** start DATASET **

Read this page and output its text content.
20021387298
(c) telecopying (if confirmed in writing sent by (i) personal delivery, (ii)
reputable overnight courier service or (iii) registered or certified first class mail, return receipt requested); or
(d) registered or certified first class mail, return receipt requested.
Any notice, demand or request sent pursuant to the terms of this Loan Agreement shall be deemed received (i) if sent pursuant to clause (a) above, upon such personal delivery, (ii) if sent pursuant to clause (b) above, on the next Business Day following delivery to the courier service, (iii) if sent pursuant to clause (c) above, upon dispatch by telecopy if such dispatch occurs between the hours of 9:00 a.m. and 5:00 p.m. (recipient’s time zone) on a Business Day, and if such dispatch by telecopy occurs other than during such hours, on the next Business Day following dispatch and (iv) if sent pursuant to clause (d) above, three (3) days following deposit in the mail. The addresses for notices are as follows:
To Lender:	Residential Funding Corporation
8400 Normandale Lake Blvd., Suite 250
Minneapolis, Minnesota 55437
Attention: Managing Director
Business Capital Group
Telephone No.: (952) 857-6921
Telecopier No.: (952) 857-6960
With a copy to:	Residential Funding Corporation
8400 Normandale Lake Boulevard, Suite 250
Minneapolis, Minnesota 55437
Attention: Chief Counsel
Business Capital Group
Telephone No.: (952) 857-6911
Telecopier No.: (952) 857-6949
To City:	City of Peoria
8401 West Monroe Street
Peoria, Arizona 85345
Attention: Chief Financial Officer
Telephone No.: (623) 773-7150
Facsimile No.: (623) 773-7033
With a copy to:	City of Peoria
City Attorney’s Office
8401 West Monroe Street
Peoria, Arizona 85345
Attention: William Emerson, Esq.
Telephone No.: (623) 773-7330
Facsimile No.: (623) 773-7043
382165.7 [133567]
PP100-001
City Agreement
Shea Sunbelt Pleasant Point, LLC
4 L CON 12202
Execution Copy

** end DATASET **

=== EXERCISE REQUIREMENTS ===
Show every line in the records above that contains the word "Facsimile".

=== WRITTEN RESPONSE ===
Facsimile No.: (623) 773-7033
Facsimile No.: (623) 773-7043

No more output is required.